■ WRITTEN PROBLEM ■
Report all lines holding "subtitle".

[Data records]
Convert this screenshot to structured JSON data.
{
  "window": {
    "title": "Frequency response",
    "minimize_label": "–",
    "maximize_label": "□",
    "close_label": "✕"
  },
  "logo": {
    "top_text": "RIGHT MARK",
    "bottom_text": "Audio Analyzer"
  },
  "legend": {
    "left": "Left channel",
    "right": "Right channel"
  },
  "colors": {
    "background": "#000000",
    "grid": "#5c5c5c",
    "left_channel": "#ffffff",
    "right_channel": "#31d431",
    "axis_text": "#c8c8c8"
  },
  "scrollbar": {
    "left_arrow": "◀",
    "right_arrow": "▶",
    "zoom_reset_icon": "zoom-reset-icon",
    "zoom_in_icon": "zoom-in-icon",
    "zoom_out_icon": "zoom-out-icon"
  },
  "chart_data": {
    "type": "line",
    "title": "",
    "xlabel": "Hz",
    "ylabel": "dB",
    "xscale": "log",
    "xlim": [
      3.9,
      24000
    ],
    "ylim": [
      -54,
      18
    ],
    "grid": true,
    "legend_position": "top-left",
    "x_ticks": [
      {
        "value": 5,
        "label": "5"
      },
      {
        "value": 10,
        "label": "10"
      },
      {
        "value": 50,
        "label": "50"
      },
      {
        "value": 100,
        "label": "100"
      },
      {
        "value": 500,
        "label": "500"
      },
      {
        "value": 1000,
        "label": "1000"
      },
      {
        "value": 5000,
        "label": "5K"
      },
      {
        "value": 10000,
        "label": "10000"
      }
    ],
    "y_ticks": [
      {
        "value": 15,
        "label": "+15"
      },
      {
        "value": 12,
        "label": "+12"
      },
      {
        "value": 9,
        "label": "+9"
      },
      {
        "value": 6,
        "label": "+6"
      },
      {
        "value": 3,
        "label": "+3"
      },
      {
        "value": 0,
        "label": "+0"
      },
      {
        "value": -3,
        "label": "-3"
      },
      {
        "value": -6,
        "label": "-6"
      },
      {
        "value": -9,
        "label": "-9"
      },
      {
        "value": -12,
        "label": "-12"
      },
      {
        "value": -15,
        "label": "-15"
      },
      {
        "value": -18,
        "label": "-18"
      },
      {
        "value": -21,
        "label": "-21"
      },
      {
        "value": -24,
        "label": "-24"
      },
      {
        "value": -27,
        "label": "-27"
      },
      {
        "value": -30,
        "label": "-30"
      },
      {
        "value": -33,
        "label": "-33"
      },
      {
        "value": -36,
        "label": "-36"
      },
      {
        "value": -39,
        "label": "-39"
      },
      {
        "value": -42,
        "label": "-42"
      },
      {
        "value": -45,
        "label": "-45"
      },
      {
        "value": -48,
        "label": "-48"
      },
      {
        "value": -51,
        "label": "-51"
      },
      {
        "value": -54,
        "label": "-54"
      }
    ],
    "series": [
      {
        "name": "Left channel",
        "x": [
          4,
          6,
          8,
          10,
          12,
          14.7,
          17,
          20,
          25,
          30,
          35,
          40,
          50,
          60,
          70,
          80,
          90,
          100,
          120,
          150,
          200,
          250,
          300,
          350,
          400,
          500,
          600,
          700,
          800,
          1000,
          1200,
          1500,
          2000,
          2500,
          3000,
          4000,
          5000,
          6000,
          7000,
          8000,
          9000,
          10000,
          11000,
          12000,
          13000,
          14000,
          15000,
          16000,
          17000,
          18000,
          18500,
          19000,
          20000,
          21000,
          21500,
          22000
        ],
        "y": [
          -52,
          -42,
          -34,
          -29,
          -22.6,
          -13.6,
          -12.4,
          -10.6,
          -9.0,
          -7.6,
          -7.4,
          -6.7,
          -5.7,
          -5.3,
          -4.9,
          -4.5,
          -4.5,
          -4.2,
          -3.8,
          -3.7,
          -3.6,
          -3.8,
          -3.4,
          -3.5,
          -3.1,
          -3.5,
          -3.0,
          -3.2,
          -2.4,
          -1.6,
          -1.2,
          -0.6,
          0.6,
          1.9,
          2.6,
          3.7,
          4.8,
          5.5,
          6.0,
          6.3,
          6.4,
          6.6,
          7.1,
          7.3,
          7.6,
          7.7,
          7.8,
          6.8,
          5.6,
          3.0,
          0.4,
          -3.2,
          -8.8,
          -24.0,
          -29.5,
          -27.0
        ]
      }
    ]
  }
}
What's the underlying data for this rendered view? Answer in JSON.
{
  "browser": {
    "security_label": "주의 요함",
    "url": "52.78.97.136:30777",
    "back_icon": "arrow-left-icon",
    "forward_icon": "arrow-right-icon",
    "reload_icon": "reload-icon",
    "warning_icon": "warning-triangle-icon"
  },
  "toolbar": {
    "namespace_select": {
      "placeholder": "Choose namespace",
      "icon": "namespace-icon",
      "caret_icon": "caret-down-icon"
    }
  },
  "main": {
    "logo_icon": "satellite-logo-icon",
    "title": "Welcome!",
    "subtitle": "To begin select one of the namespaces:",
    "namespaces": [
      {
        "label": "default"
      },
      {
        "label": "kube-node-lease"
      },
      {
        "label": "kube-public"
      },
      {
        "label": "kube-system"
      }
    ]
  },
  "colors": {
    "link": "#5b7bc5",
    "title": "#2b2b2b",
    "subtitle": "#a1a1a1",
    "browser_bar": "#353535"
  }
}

■ TASK OUTPUT ■
    "subtitle": "To begin select one of the namespaces:",
    "subtitle": "#a1a1a1",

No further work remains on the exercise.